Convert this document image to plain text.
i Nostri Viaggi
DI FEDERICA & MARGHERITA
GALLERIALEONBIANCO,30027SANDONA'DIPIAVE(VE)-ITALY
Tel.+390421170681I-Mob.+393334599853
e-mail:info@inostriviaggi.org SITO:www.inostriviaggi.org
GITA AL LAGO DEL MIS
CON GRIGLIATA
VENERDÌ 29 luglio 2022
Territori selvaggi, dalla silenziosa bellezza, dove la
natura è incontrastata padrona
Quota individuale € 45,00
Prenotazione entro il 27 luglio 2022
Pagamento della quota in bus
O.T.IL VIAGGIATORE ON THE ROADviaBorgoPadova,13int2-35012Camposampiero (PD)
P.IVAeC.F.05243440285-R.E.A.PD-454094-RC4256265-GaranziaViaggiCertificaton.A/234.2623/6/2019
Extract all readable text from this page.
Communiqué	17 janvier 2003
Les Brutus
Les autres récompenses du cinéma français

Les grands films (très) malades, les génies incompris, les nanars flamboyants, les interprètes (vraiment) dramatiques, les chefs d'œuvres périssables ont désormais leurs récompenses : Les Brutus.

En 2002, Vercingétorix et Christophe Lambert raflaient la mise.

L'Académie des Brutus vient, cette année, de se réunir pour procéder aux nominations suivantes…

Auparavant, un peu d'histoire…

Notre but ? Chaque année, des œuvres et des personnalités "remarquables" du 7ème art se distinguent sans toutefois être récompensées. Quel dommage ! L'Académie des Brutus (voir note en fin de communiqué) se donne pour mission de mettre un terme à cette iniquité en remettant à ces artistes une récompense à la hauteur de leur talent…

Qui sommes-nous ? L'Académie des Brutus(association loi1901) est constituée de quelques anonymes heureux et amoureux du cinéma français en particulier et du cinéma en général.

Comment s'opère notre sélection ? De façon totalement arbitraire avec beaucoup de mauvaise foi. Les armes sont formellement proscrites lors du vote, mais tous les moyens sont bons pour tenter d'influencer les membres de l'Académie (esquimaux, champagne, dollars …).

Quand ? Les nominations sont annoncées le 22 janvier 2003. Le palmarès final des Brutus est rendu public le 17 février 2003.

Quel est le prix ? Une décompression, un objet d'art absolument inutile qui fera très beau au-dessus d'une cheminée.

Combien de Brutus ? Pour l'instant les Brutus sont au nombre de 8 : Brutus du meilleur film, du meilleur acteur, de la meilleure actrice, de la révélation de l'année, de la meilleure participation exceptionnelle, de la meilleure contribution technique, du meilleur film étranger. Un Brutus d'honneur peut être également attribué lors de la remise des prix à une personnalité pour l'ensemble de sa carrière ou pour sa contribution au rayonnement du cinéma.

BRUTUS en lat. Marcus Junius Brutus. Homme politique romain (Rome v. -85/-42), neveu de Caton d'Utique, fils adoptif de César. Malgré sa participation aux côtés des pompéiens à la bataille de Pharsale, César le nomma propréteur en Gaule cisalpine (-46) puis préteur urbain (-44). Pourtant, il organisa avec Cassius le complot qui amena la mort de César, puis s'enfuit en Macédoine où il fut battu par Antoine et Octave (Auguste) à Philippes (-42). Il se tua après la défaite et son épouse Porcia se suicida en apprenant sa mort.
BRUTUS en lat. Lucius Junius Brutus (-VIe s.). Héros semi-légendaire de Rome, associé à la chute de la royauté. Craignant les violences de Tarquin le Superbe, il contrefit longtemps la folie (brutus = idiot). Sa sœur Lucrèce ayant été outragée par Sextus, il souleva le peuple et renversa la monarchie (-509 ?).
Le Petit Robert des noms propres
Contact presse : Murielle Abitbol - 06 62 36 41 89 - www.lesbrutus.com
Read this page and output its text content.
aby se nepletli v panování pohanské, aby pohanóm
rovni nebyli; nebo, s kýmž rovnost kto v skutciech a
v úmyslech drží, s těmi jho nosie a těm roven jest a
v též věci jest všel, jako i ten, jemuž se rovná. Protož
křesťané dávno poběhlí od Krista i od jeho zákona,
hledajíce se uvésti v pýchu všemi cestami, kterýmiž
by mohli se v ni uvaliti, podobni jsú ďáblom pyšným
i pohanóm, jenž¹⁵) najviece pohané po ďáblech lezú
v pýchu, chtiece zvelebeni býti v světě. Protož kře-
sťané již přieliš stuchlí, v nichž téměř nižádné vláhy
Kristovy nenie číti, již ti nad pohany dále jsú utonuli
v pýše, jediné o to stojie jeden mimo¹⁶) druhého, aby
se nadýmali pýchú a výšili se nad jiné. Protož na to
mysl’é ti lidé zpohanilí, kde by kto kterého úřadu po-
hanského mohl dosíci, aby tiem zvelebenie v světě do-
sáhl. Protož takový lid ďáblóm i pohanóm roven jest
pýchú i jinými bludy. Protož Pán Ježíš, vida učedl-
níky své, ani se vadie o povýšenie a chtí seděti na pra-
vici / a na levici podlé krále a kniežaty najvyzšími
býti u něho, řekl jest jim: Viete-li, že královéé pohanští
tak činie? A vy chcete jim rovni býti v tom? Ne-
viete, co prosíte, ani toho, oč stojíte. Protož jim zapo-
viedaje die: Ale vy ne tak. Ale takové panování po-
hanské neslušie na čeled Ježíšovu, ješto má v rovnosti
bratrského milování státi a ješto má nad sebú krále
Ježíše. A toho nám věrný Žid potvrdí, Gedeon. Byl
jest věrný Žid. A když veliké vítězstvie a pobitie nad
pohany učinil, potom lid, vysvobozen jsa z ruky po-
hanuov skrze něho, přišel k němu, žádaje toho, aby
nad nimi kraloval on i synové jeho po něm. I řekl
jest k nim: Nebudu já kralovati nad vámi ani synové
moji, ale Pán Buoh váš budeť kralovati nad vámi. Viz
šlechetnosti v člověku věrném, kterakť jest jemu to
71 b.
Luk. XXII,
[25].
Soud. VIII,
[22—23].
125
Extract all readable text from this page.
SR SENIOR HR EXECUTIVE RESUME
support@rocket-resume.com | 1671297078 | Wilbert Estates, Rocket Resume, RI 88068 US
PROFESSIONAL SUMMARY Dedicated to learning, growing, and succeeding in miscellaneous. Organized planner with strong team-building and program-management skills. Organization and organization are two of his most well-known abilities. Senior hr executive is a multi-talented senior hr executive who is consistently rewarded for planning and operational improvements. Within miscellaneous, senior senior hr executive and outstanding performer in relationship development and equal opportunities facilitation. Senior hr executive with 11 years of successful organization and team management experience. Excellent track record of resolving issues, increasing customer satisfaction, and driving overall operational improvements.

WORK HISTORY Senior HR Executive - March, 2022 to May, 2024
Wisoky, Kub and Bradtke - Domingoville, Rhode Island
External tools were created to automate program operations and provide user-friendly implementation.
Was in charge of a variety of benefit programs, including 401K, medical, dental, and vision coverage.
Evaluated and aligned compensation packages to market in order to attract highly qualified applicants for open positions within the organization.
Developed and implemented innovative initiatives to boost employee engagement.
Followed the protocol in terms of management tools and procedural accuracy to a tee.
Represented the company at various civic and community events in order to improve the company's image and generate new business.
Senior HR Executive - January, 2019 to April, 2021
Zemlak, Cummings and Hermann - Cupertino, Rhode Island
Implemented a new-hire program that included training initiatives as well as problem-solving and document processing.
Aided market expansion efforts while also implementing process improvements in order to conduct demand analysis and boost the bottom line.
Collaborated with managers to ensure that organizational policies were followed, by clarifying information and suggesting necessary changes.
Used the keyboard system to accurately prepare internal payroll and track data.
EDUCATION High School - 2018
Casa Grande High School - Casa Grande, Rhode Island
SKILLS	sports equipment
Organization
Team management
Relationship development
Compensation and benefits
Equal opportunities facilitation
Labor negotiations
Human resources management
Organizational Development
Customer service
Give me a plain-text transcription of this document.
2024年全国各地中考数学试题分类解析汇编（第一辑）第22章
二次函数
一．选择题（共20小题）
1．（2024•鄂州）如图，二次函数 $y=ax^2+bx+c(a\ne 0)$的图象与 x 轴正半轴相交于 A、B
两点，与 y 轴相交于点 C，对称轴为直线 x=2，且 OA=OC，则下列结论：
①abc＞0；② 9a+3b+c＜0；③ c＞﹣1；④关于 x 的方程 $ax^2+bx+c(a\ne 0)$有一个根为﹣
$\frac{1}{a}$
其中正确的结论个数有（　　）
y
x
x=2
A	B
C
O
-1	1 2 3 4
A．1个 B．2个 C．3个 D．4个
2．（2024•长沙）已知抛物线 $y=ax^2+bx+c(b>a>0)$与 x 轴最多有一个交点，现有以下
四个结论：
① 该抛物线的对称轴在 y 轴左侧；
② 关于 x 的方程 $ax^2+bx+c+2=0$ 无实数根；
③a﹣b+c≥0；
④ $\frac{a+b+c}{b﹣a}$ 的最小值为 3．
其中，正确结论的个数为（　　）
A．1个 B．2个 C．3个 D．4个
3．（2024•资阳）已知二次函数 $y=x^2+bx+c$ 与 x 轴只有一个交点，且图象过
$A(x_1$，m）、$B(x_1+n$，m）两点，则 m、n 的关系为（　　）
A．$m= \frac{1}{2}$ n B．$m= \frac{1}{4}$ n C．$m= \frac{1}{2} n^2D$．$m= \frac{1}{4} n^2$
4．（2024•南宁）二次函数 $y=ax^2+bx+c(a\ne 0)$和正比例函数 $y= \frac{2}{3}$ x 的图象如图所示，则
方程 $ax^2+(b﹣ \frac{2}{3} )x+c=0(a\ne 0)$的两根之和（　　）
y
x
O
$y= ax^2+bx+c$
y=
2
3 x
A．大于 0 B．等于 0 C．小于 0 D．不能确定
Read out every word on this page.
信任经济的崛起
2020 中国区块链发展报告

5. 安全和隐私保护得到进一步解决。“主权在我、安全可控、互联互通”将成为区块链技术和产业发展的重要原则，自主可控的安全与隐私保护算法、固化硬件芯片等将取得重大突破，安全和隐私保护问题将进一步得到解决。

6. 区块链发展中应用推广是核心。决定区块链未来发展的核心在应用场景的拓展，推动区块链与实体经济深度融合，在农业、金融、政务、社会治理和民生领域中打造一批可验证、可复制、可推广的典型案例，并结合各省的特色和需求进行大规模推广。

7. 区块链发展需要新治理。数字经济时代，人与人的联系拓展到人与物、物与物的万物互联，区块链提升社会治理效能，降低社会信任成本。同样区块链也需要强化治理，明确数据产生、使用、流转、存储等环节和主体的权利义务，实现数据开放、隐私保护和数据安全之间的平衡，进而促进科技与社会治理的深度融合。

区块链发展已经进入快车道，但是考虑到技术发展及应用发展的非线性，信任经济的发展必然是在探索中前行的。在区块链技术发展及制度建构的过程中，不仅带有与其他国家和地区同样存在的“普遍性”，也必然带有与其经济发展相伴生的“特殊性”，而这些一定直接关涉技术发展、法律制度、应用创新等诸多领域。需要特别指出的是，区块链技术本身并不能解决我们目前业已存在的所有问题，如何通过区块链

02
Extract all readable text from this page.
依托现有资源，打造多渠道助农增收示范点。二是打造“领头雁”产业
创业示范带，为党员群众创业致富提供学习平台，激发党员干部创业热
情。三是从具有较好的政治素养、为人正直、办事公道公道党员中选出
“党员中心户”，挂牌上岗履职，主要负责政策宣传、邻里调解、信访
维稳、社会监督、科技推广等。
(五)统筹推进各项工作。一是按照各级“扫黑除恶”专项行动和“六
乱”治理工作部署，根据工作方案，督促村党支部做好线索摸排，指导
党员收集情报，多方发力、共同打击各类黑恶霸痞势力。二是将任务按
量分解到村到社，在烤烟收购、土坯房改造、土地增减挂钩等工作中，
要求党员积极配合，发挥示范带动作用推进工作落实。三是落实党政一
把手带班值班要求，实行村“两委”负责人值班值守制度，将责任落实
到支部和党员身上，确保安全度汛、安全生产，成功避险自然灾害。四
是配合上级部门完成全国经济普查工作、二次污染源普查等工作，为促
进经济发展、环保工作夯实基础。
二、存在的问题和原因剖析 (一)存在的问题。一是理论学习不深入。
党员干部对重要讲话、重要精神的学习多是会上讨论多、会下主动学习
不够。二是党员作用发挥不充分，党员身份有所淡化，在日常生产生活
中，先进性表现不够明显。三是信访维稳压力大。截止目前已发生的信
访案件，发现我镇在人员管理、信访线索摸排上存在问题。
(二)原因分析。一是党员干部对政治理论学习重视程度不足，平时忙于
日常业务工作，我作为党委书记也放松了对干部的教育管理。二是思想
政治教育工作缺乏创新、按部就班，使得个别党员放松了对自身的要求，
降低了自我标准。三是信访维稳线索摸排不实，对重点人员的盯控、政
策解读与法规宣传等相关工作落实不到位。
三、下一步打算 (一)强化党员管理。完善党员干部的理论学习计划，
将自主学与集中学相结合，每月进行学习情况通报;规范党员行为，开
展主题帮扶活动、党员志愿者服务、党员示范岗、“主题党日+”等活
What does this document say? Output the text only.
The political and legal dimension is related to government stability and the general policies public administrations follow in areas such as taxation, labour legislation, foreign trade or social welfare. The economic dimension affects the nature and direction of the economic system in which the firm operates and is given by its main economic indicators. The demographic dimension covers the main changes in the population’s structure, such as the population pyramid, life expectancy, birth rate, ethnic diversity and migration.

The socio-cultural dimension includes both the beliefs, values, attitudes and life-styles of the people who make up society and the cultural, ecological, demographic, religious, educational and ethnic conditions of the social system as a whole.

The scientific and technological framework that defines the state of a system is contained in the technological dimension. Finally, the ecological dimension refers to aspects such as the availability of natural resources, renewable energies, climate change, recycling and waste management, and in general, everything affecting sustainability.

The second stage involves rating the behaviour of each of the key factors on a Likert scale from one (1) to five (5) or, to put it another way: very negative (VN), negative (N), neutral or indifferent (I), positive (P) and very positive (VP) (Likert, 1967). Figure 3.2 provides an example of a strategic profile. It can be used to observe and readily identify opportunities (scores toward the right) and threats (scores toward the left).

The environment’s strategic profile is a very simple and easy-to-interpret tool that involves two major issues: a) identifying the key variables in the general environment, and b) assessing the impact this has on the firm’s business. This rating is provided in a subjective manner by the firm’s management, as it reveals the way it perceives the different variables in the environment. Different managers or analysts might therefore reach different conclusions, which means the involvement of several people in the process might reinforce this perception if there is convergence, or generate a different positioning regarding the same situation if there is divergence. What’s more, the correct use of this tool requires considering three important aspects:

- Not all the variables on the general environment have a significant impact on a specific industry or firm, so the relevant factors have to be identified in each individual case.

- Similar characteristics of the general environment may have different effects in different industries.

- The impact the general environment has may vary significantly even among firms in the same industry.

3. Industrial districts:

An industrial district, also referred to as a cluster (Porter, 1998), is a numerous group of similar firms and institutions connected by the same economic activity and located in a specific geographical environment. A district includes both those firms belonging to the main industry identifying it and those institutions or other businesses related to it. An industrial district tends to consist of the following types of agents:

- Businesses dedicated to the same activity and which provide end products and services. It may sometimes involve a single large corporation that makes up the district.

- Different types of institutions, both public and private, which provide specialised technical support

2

**Required task:** Copy all lines from the listing that contain "social".

**Answer:**
The political and legal dimension is related to government stability and the general policies public administrations follow in areas such as taxation, labour legislation, foreign trade or social welfare. The economic dimension affects the nature and direction of the economic system in which the firm operates and is given by its main economic indicators. The demographic dimension covers the main changes in the population’s structure, such as the population pyramid, life expectancy, birth rate, ethnic diversity and migration.
The socio-cultural dimension includes both the beliefs, values, attitudes and life-styles of the people who make up society and the cultural, ecological, demographic, religious, educational and ethnic conditions of the social system as a whole.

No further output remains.